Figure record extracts
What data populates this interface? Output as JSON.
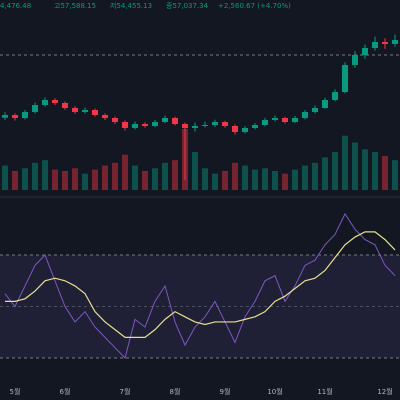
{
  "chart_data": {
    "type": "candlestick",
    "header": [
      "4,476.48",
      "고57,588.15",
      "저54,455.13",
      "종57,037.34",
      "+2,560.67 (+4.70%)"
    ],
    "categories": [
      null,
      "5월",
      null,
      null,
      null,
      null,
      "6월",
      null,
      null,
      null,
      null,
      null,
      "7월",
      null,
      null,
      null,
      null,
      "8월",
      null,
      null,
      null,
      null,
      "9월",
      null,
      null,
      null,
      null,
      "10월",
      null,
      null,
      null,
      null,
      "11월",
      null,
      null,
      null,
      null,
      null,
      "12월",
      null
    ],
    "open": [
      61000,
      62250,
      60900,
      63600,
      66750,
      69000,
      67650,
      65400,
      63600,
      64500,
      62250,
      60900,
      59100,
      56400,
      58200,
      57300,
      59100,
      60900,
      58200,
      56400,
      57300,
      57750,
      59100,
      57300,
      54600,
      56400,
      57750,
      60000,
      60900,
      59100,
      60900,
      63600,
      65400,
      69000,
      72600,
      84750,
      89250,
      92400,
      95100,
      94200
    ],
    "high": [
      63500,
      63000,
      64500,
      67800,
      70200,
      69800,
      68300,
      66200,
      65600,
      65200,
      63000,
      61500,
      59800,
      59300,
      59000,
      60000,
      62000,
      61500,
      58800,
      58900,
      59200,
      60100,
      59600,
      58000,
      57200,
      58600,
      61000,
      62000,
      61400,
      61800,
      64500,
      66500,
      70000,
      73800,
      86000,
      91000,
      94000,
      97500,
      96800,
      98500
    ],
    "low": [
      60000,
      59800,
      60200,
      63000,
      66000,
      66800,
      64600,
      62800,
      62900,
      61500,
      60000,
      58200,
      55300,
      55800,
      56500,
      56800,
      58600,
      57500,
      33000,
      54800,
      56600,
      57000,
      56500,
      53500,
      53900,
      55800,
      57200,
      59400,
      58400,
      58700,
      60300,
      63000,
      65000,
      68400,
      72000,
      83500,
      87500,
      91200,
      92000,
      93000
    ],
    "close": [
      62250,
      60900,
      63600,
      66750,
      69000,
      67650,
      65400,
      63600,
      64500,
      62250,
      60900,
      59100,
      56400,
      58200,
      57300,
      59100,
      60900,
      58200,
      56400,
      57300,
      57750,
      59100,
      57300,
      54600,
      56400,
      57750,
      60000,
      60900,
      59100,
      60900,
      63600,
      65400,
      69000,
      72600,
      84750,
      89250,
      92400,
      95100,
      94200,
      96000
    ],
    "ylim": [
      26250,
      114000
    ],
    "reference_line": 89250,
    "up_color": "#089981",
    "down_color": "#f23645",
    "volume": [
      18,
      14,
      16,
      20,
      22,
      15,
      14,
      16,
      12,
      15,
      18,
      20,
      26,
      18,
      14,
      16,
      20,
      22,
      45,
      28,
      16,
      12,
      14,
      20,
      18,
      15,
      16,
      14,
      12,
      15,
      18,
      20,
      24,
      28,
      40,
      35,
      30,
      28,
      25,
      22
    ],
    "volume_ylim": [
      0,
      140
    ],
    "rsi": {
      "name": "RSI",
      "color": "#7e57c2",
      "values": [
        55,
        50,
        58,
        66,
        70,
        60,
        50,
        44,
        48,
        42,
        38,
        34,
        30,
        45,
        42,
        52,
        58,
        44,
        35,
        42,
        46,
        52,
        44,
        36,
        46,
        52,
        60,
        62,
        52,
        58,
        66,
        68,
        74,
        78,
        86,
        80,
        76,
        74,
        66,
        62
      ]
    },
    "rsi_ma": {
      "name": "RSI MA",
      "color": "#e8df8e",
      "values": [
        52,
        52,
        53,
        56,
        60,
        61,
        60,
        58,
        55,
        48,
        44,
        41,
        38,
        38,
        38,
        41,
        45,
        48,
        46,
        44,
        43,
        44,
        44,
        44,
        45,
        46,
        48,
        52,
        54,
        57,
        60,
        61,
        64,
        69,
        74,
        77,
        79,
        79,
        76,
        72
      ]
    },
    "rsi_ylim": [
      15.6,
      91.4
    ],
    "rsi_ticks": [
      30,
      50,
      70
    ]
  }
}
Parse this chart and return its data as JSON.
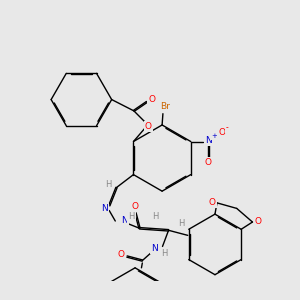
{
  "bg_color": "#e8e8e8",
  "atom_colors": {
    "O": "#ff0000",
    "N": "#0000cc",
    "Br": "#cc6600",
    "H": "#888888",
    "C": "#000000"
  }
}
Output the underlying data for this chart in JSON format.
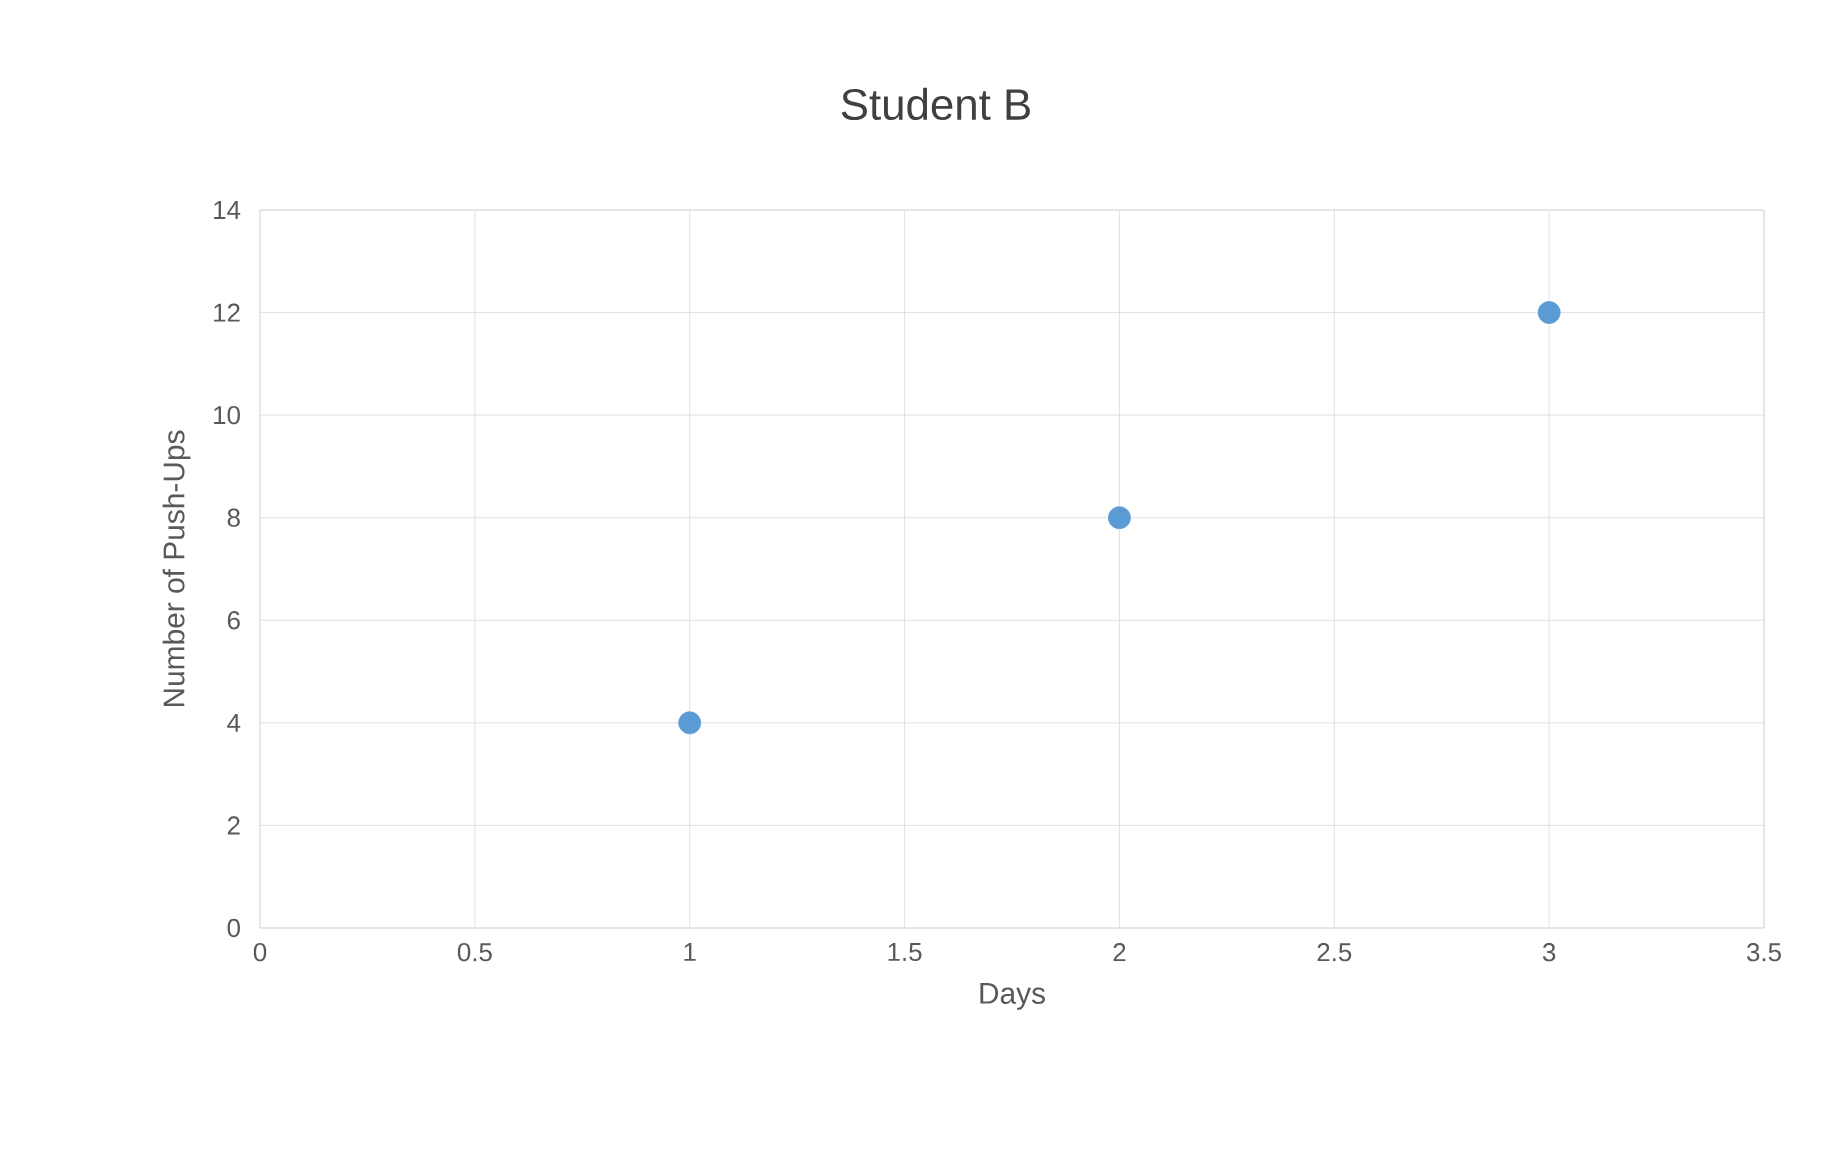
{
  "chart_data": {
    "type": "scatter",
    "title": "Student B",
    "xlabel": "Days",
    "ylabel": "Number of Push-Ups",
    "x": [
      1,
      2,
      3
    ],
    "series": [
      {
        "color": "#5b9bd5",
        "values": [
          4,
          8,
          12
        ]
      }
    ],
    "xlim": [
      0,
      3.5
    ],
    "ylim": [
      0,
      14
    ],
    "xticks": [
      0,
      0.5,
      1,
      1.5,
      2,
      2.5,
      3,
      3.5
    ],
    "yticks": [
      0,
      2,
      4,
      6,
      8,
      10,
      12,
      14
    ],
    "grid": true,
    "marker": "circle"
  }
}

* [The problem]: Retype each record exactly as it stands, but do not include the pictures.

* [Exercise result]:
What data populates this interface? Output as JSON.
{
  "chart_data": {
    "type": "candlestick",
    "header": [
      "4,476.48",
      "고57,588.15",
      "저54,455.13",
      "종57,037.34",
      "+2,560.67 (+4.70%)"
    ],
    "categories": [
      null,
      "5월",
      null,
      null,
      null,
      null,
      "6월",
      null,
      null,
      null,
      null,
      null,
      "7월",
      null,
      null,
      null,
      null,
      "8월",
      null,
      null,
      null,
      null,
      "9월",
      null,
      null,
      null,
      null,
      "10월",
      null,
      null,
      null,
      null,
      "11월",
      null,
      null,
      null,
      null,
      null,
      "12월",
      null
    ],
    "open": [
      61000,
      62250,
      60900,
      63600,
      66750,
      69000,
      67650,
      65400,
      63600,
      64500,
      62250,
      60900,
      59100,
      56400,
      58200,
      57300,
      59100,
      60900,
      58200,
      56400,
      57300,
      57750,
      59100,
      57300,
      54600,
      56400,
      57750,
      60000,
      60900,
      59100,
      60900,
      63600,
      65400,
      69000,
      72600,
      84750,
      89250,
      92400,
      95100,
      94200
    ],
    "high": [
      63500,
      63000,
      64500,
      67800,
      70200,
      69800,
      68300,
      66200,
      65600,
      65200,
      63000,
      61500,
      59800,
      59300,
      59000,
      60000,
      62000,
      61500,
      58800,
      58900,
      59200,
      60100,
      59600,
      58000,
      57200,
      58600,
      61000,
      62000,
      61400,
      61800,
      64500,
      66500,
      70000,
      73800,
      86000,
      91000,
      94000,
      97500,
      96800,
      98500
    ],
    "low": [
      60000,
      59800,
      60200,
      63000,
      66000,
      66800,
      64600,
      62800,
      62900,
      61500,
      60000,
      58200,
      55300,
      55800,
      56500,
      56800,
      58600,
      57500,
      33000,
      54800,
      56600,
      57000,
      56500,
      53500,
      53900,
      55800,
      57200,
      59400,
      58400,
      58700,
      60300,
      63000,
      65000,
      68400,
      72000,
      83500,
      87500,
      91200,
      92000,
      93000
    ],
    "close": [
      62250,
      60900,
      63600,
      66750,
      69000,
      67650,
      65400,
      63600,
      64500,
      62250,
      60900,
      59100,
      56400,
      58200,
      57300,
      59100,
      60900,
      58200,
      56400,
      57300,
      57750,
      59100,
      57300,
      54600,
      56400,
      57750,
      60000,
      60900,
      59100,
      60900,
      63600,
      65400,
      69000,
      72600,
      84750,
      89250,
      92400,
      95100,
      94200,
      96000
    ],
    "ylim": [
      26250,
      114000
    ],
    "reference_line": 89250,
    "up_color": "#089981",
    "down_color": "#f23645",
    "volume": [
      18,
      14,
      16,
      20,
      22,
      15,
      14,
      16,
      12,
      15,
      18,
      20,
      26,
      18,
      14,
      16,
      20,
      22,
      45,
      28,
      16,
      12,
      14,
      20,
      18,
      15,
      16,
      14,
      12,
      15,
      18,
      20,
      24,
      28,
      40,
      35,
      30,
      28,
      25,
      22
    ],
    "volume_ylim": [
      0,
      140
    ],
    "rsi": {
      "name": "RSI",
      "color": "#7e57c2",
      "values": [
        55,
        50,
        58,
        66,
        70,
        60,
        50,
        44,
        48,
        42,
        38,
        34,
        30,
        45,
        42,
        52,
        58,
        44,
        35,
        42,
        46,
        52,
        44,
        36,
        46,
        52,
        60,
        62,
        52,
        58,
        66,
        68,
        74,
        78,
        86,
        80,
        76,
        74,
        66,
        62
      ]
    },
    "rsi_ma": {
      "name": "RSI MA",
      "color": "#e8df8e",
      "values": [
        52,
        52,
        53,
        56,
        60,
        61,
        60,
        58,
        55,
        48,
        44,
        41,
        38,
        38,
        38,
        41,
        45,
        48,
        46,
        44,
        43,
        44,
        44,
        44,
        45,
        46,
        48,
        52,
        54,
        57,
        60,
        61,
        64,
        69,
        74,
        77,
        79,
        79,
        76,
        72
      ]
    },
    "rsi_ylim": [
      15.6,
      91.4
    ],
    "rsi_ticks": [
      30,
      50,
      70
    ]
  }
}
Parse this chart and return its data as JSON.
{
  "bg_color": "#e8e8e8",
  "atom_colors": {
    "O": "#ff0000",
    "N": "#0000cc",
    "Br": "#cc6600",
    "H": "#888888",
    "C": "#000000"
  }
}
Output the underlying data for this chart in JSON format.
{
  "chart_data": {
    "type": "scatter",
    "title": "Student B",
    "xlabel": "Days",
    "ylabel": "Number of Push-Ups",
    "x": [
      1,
      2,
      3
    ],
    "series": [
      {
        "color": "#5b9bd5",
        "values": [
          4,
          8,
          12
        ]
      }
    ],
    "xlim": [
      0,
      3.5
    ],
    "ylim": [
      0,
      14
    ],
    "xticks": [
      0,
      0.5,
      1,
      1.5,
      2,
      2.5,
      3,
      3.5
    ],
    "yticks": [
      0,
      2,
      4,
      6,
      8,
      10,
      12,
      14
    ],
    "grid": true,
    "marker": "circle"
  }
}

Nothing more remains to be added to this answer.